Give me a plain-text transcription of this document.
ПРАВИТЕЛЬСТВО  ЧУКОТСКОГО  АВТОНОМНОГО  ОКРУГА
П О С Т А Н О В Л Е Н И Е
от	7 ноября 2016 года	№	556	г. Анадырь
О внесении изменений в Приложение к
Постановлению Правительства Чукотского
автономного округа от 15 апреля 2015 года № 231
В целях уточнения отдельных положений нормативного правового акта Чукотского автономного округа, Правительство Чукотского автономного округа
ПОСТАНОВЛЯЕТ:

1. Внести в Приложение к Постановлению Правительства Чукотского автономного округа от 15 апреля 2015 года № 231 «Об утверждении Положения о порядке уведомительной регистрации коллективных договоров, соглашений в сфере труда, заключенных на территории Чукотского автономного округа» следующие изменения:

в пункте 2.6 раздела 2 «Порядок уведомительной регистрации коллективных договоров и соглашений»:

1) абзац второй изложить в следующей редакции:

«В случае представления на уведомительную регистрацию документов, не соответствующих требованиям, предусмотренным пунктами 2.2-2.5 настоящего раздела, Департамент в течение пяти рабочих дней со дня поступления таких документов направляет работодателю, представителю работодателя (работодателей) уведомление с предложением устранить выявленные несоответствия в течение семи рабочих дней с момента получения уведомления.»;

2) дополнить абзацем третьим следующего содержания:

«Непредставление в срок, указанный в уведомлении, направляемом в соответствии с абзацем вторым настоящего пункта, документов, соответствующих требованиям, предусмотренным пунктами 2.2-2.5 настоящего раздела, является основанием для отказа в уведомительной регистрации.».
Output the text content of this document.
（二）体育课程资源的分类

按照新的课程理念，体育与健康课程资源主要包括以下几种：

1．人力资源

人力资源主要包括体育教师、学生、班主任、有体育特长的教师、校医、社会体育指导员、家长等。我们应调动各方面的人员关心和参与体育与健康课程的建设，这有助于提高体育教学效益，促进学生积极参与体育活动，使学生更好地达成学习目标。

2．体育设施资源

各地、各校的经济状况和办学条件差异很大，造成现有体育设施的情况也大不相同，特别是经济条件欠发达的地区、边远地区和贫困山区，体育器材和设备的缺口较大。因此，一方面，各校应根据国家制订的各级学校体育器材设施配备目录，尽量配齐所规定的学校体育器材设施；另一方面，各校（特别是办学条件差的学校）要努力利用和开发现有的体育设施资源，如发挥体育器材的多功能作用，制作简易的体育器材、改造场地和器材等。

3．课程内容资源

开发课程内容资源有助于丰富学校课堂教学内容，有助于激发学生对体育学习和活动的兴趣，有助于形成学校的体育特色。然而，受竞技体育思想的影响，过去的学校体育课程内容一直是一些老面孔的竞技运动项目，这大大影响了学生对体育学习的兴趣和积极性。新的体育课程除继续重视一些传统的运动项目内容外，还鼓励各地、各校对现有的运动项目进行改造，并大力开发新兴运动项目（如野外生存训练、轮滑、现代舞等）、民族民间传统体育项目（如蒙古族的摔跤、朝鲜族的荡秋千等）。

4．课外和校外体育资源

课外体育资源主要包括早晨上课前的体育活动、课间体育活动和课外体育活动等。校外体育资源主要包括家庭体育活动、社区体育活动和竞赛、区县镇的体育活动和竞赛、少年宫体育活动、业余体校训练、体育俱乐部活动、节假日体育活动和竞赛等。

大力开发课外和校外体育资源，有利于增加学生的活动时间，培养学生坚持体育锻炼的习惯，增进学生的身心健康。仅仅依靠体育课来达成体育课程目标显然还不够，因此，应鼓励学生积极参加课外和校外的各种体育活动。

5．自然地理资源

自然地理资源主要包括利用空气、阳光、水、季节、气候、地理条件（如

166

+ + + + + + +

**What is expected:** Reproduce every line of the data verbatim.

**Reply:**
Give me a plain-text transcription of this document.
ПРАВИТЕЛЬСТВО  ЧУКОТСКОГО  АВТОНОМНОГО  ОКРУГА
П О С Т А Н О В Л Е Н И Е
от	7 ноября 2016 года	№	556	г. Анадырь
О внесении изменений в Приложение к
Постановлению Правительства Чукотского
автономного округа от 15 апреля 2015 года № 231
В целях уточнения отдельных положений нормативного правового акта Чукотского автономного округа, Правительство Чукотского автономного округа
ПОСТАНОВЛЯЕТ:

1. Внести в Приложение к Постановлению Правительства Чукотского автономного округа от 15 апреля 2015 года № 231 «Об утверждении Положения о порядке уведомительной регистрации коллективных договоров, соглашений в сфере труда, заключенных на территории Чукотского автономного округа» следующие изменения:

в пункте 2.6 раздела 2 «Порядок уведомительной регистрации коллективных договоров и соглашений»:

1) абзац второй изложить в следующей редакции:

«В случае представления на уведомительную регистрацию документов, не соответствующих требованиям, предусмотренным пунктами 2.2-2.5 настоящего раздела, Департамент в течение пяти рабочих дней со дня поступления таких документов направляет работодателю, представителю работодателя (работодателей) уведомление с предложением устранить выявленные несоответствия в течение семи рабочих дней с момента получения уведомления.»;

2) дополнить абзацем третьим следующего содержания:

«Непредставление в срок, указанный в уведомлении, направляемом в соответствии с абзацем вторым настоящего пункта, документов, соответствующих требованиям, предусмотренным пунктами 2.2-2.5 настоящего раздела, является основанием для отказа в уведомительной регистрации.».
Output the text content of this document.
（二）体育课程资源的分类

按照新的课程理念，体育与健康课程资源主要包括以下几种：

1．人力资源

人力资源主要包括体育教师、学生、班主任、有体育特长的教师、校医、社会体育指导员、家长等。我们应调动各方面的人员关心和参与体育与健康课程的建设，这有助于提高体育教学效益，促进学生积极参与体育活动，使学生更好地达成学习目标。

2．体育设施资源

各地、各校的经济状况和办学条件差异很大，造成现有体育设施的情况也大不相同，特别是经济条件欠发达的地区、边远地区和贫困山区，体育器材和设备的缺口较大。因此，一方面，各校应根据国家制订的各级学校体育器材设施配备目录，尽量配齐所规定的学校体育器材设施；另一方面，各校（特别是办学条件差的学校）要努力利用和开发现有的体育设施资源，如发挥体育器材的多功能作用，制作简易的体育器材、改造场地和器材等。

3．课程内容资源

开发课程内容资源有助于丰富学校课堂教学内容，有助于激发学生对体育学习和活动的兴趣，有助于形成学校的体育特色。然而，受竞技体育思想的影响，过去的学校体育课程内容一直是一些老面孔的竞技运动项目，这大大影响了学生对体育学习的兴趣和积极性。新的体育课程除继续重视一些传统的运动项目内容外，还鼓励各地、各校对现有的运动项目进行改造，并大力开发新兴运动项目（如野外生存训练、轮滑、现代舞等）、民族民间传统体育项目（如蒙古族的摔跤、朝鲜族的荡秋千等）。

4．课外和校外体育资源

课外体育资源主要包括早晨上课前的体育活动、课间体育活动和课外体育活动等。校外体育资源主要包括家庭体育活动、社区体育活动和竞赛、区县镇的体育活动和竞赛、少年宫体育活动、业余体校训练、体育俱乐部活动、节假日体育活动和竞赛等。

大力开发课外和校外体育资源，有利于增加学生的活动时间，培养学生坚持体育锻炼的习惯，增进学生的身心健康。仅仅依靠体育课来达成体育课程目标显然还不够，因此，应鼓励学生积极参加课外和校外的各种体育活动。

5．自然地理资源

自然地理资源主要包括利用空气、阳光、水、季节、气候、地理条件（如

166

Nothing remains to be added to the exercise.